* _Aim_:
Examine the entries below, count the lines holding the string "在物理学中", and respond with the number only.

* _Provided material_:
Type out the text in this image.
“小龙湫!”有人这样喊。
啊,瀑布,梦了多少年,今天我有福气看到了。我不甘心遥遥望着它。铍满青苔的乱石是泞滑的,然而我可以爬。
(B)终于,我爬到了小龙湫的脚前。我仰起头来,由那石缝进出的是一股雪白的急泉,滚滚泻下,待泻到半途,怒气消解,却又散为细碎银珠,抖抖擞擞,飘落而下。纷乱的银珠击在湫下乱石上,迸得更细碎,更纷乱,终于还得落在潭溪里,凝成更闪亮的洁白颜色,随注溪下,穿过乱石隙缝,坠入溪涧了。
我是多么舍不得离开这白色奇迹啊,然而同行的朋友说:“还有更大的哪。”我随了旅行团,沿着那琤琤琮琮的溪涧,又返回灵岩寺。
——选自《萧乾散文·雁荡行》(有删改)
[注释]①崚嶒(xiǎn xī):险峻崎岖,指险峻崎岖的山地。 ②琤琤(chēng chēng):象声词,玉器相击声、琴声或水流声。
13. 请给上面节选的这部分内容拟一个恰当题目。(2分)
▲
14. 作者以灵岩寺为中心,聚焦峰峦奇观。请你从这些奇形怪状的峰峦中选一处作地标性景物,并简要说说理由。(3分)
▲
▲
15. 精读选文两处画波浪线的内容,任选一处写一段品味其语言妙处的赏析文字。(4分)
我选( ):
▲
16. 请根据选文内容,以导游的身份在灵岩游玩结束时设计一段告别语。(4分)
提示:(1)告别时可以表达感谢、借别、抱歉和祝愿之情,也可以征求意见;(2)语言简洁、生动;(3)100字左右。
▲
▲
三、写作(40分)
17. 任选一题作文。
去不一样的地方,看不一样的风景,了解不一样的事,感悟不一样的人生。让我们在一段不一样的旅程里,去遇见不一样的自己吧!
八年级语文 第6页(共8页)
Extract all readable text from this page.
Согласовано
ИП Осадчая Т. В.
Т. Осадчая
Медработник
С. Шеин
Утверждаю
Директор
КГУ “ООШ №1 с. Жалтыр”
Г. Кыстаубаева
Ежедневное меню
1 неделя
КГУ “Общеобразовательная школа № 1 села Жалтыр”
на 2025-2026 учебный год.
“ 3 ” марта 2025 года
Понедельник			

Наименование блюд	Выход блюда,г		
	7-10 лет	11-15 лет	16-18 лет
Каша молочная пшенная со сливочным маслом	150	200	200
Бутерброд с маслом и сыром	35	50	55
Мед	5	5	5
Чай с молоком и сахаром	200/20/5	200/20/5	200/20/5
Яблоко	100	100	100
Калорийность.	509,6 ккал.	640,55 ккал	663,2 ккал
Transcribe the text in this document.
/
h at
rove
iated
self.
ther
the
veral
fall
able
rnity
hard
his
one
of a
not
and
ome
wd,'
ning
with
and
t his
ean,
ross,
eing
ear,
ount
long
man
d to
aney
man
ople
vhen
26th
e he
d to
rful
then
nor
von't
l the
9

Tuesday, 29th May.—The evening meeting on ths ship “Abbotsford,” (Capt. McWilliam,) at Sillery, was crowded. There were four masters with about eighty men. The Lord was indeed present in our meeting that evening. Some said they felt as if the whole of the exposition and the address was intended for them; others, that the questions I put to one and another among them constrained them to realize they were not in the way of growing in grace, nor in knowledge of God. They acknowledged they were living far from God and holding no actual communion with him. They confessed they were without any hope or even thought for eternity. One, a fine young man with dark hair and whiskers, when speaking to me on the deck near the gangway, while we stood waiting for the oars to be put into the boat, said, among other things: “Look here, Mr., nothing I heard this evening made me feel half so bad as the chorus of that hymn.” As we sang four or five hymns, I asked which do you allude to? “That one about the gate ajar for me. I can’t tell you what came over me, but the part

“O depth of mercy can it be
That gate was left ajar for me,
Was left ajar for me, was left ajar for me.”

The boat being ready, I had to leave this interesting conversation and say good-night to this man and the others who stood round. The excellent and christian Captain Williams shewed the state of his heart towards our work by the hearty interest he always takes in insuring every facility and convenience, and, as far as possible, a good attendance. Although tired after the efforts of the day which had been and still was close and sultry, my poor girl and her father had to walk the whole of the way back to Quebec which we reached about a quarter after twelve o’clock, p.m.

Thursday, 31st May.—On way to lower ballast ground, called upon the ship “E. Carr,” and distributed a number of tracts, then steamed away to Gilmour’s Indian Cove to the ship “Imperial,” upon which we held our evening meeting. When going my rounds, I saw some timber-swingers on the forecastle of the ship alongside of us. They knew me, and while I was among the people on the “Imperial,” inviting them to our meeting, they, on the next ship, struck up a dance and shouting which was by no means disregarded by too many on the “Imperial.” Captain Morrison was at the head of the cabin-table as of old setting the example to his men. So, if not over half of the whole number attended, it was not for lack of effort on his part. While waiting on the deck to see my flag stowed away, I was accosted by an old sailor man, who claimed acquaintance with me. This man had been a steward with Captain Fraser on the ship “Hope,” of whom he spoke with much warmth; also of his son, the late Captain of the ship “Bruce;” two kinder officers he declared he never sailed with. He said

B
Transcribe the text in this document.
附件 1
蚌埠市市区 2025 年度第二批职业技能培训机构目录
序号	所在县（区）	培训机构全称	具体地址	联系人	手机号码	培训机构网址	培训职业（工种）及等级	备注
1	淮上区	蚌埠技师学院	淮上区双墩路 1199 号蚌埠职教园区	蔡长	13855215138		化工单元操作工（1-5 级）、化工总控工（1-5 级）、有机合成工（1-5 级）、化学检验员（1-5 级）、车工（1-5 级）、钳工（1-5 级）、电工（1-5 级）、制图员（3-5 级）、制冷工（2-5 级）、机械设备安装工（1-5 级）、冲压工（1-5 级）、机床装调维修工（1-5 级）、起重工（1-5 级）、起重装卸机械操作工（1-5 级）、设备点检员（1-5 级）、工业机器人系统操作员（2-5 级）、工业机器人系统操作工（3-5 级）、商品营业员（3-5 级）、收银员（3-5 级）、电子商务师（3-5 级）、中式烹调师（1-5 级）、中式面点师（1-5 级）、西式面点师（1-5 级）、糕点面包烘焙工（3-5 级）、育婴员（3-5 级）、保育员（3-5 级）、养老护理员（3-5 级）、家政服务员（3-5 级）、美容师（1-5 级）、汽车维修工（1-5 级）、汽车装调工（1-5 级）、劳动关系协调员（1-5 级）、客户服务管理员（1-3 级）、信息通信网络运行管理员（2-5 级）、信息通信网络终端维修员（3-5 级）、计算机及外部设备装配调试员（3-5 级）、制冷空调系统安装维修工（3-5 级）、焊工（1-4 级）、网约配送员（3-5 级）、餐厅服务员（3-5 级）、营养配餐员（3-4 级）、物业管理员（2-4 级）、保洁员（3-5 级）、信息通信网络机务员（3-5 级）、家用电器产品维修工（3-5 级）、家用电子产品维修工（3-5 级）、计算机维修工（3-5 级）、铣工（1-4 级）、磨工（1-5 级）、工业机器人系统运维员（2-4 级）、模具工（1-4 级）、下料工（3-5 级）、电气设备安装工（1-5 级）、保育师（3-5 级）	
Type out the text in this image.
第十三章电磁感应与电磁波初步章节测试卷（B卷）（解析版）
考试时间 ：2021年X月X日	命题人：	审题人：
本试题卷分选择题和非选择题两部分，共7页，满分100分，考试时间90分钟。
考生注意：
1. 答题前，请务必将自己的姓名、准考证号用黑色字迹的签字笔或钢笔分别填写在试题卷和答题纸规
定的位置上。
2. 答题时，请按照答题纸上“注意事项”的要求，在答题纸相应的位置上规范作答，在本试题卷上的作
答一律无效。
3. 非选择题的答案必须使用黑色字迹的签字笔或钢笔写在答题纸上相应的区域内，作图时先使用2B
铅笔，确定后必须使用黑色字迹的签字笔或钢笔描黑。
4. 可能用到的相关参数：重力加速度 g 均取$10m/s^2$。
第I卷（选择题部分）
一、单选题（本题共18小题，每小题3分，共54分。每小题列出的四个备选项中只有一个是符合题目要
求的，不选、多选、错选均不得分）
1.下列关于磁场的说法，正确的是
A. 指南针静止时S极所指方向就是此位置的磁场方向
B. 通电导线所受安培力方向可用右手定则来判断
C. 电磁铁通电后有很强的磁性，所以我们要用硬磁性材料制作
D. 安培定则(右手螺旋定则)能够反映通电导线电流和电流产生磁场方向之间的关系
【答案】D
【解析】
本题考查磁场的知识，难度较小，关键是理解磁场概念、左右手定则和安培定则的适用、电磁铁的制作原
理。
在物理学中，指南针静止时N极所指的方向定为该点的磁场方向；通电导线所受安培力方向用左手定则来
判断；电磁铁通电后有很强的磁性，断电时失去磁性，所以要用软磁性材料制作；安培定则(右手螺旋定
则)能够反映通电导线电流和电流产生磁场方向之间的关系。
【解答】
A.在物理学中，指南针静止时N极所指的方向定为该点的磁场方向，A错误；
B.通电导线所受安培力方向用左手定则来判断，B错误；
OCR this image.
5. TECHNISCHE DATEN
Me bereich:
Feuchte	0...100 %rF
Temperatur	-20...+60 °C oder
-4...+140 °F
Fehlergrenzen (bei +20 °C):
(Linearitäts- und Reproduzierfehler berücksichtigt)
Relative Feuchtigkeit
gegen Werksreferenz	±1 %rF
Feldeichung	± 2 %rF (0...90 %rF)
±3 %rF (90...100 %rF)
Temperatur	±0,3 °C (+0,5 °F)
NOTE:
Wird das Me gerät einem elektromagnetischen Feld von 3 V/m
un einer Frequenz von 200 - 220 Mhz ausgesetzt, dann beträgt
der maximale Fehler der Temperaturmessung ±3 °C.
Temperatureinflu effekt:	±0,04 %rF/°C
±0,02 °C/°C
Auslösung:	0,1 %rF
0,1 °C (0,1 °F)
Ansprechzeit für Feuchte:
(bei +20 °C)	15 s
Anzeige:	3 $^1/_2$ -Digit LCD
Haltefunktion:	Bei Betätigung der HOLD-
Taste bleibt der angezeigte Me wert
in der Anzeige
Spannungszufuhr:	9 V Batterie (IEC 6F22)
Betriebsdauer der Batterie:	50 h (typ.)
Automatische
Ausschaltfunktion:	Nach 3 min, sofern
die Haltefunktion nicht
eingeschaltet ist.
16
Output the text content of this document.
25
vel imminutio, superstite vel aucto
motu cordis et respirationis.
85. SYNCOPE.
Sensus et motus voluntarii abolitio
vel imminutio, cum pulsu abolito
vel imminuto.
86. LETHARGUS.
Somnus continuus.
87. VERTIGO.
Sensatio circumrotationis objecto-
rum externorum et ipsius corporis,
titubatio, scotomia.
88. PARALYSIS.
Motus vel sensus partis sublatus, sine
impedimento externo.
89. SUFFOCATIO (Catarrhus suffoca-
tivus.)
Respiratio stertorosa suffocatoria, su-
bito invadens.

* _Correct output_:
2